--- Problem to work on ---
Print out each entry below exactly, please.

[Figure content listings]
○ ○ ○ ○ ○ ○ ○

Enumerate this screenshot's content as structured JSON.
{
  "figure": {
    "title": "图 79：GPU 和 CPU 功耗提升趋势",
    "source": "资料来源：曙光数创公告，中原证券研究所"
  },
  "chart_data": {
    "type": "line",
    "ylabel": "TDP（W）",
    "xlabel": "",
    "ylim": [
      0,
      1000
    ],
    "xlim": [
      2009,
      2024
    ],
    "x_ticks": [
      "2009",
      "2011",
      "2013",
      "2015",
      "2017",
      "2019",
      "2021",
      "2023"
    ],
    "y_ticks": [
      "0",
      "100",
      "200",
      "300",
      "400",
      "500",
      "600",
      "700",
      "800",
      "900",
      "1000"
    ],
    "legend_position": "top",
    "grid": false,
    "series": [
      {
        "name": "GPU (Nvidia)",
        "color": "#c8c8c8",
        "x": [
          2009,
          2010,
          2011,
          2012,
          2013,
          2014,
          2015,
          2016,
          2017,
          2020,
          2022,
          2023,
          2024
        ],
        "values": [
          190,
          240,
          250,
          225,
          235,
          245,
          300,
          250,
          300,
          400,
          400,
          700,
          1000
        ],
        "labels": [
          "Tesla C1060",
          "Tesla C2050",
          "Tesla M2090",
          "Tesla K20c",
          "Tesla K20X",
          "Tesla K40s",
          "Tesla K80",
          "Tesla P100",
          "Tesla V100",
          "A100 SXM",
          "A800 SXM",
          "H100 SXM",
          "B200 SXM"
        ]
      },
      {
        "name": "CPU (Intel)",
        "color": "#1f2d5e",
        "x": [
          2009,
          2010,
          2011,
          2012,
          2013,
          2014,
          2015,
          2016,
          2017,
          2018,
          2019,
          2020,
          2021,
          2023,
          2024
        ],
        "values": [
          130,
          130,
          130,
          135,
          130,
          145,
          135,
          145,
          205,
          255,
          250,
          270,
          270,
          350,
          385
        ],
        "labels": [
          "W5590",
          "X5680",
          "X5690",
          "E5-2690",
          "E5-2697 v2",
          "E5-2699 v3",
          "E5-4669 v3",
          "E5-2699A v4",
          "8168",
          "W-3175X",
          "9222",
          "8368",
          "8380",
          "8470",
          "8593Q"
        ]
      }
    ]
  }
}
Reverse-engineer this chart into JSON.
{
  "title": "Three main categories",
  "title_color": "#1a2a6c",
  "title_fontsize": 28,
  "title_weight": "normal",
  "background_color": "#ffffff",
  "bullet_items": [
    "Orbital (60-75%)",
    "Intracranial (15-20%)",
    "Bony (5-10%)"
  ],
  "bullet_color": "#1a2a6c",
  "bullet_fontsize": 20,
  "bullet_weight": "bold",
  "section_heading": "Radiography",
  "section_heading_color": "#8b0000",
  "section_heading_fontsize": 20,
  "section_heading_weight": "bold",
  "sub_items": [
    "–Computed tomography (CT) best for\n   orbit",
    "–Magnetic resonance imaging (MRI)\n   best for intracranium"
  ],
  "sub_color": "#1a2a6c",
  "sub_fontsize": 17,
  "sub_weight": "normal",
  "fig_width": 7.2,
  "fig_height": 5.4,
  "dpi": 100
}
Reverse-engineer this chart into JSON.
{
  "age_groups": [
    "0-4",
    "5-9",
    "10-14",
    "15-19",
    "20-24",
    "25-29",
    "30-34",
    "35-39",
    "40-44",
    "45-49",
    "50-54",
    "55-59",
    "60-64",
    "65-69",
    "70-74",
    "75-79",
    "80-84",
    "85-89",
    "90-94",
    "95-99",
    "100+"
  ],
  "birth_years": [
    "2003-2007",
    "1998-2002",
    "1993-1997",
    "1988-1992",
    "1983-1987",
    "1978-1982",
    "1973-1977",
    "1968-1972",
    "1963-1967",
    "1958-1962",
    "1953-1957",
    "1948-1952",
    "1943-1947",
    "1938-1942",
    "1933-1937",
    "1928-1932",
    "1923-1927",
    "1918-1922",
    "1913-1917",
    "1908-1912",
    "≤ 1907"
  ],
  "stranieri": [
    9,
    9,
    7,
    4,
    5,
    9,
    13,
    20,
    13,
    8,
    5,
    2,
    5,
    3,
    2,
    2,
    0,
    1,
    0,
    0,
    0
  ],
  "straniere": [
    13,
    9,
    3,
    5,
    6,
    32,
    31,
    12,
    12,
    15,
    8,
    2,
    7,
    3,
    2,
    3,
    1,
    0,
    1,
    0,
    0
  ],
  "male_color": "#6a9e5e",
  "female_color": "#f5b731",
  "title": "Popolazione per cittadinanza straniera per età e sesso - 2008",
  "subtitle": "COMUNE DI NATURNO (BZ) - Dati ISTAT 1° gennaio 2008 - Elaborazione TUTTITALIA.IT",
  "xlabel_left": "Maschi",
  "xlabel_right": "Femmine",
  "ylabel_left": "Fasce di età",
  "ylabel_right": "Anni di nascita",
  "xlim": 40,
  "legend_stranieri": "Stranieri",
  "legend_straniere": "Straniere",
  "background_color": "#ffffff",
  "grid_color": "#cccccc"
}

○ ○ ○ ○ ○ ○ ○

--- Response ---
Enumerate this screenshot's content as structured JSON.
{
  "figure": {
    "title": "图 79：GPU 和 CPU 功耗提升趋势",
    "source": "资料来源：曙光数创公告，中原证券研究所"
  },
  "chart_data": {
    "type": "line",
    "ylabel": "TDP（W）",
    "xlabel": "",
    "ylim": [
      0,
      1000
    ],
    "xlim": [
      2009,
      2024
    ],
    "x_ticks": [
      "2009",
      "2011",
      "2013",
      "2015",
      "2017",
      "2019",
      "2021",
      "2023"
    ],
    "y_ticks": [
      "0",
      "100",
      "200",
      "300",
      "400",
      "500",
      "600",
      "700",
      "800",
      "900",
      "1000"
    ],
    "legend_position": "top",
    "grid": false,
    "series": [
      {
        "name": "GPU (Nvidia)",
        "color": "#c8c8c8",
        "x": [
          2009,
          2010,
          2011,
          2012,
          2013,
          2014,
          2015,
          2016,
          2017,
          2020,
          2022,
          2023,
          2024
        ],
        "values": [
          190,
          240,
          250,
          225,
          235,
          245,
          300,
          250,
          300,
          400,
          400,
          700,
          1000
        ],
        "labels": [
          "Tesla C1060",
          "Tesla C2050",
          "Tesla M2090",
          "Tesla K20c",
          "Tesla K20X",
          "Tesla K40s",
          "Tesla K80",
          "Tesla P100",
          "Tesla V100",
          "A100 SXM",
          "A800 SXM",
          "H100 SXM",
          "B200 SXM"
        ]
      },
      {
        "name": "CPU (Intel)",
        "color": "#1f2d5e",
        "x": [
          2009,
          2010,
          2011,
          2012,
          2013,
          2014,
          2015,
          2016,
          2017,
          2018,
          2019,
          2020,
          2021,
          2023,
          2024
        ],
        "values": [
          130,
          130,
          130,
          135,
          130,
          145,
          135,
          145,
          205,
          255,
          250,
          270,
          270,
          350,
          385
        ],
        "labels": [
          "W5590",
          "X5680",
          "X5690",
          "E5-2690",
          "E5-2697 v2",
          "E5-2699 v3",
          "E5-4669 v3",
          "E5-2699A v4",
          "8168",
          "W-3175X",
          "9222",
          "8368",
          "8380",
          "8470",
          "8593Q"
        ]
      }
    ]
  }
}
Reverse-engineer this chart into JSON.
{
  "title": "Three main categories",
  "title_color": "#1a2a6c",
  "title_fontsize": 28,
  "title_weight": "normal",
  "background_color": "#ffffff",
  "bullet_items": [
    "Orbital (60-75%)",
    "Intracranial (15-20%)",
    "Bony (5-10%)"
  ],
  "bullet_color": "#1a2a6c",
  "bullet_fontsize": 20,
  "bullet_weight": "bold",
  "section_heading": "Radiography",
  "section_heading_color": "#8b0000",
  "section_heading_fontsize": 20,
  "section_heading_weight": "bold",
  "sub_items": [
    "–Computed tomography (CT) best for\n   orbit",
    "–Magnetic resonance imaging (MRI)\n   best for intracranium"
  ],
  "sub_color": "#1a2a6c",
  "sub_fontsize": 17,
  "sub_weight": "normal",
  "fig_width": 7.2,
  "fig_height": 5.4,
  "dpi": 100
}
Reverse-engineer this chart into JSON.
{
  "age_groups": [
    "0-4",
    "5-9",
    "10-14",
    "15-19",
    "20-24",
    "25-29",
    "30-34",
    "35-39",
    "40-44",
    "45-49",
    "50-54",
    "55-59",
    "60-64",
    "65-69",
    "70-74",
    "75-79",
    "80-84",
    "85-89",
    "90-94",
    "95-99",
    "100+"
  ],
  "birth_years": [
    "2003-2007",
    "1998-2002",
    "1993-1997",
    "1988-1992",
    "1983-1987",
    "1978-1982",
    "1973-1977",
    "1968-1972",
    "1963-1967",
    "1958-1962",
    "1953-1957",
    "1948-1952",
    "1943-1947",
    "1938-1942",
    "1933-1937",
    "1928-1932",
    "1923-1927",
    "1918-1922",
    "1913-1917",
    "1908-1912",
    "≤ 1907"
  ],
  "stranieri": [
    9,
    9,
    7,
    4,
    5,
    9,
    13,
    20,
    13,
    8,
    5,
    2,
    5,
    3,
    2,
    2,
    0,
    1,
    0,
    0,
    0
  ],
  "straniere": [
    13,
    9,
    3,
    5,
    6,
    32,
    31,
    12,
    12,
    15,
    8,
    2,
    7,
    3,
    2,
    3,
    1,
    0,
    1,
    0,
    0
  ],
  "male_color": "#6a9e5e",
  "female_color": "#f5b731",
  "title": "Popolazione per cittadinanza straniera per età e sesso - 2008",
  "subtitle": "COMUNE DI NATURNO (BZ) - Dati ISTAT 1° gennaio 2008 - Elaborazione TUTTITALIA.IT",
  "xlabel_left": "Maschi",
  "xlabel_right": "Femmine",
  "ylabel_left": "Fasce di età",
  "ylabel_right": "Anni di nascita",
  "xlim": 40,
  "legend_stranieri": "Stranieri",
  "legend_straniere": "Straniere",
  "background_color": "#ffffff",
  "grid_color": "#cccccc"
}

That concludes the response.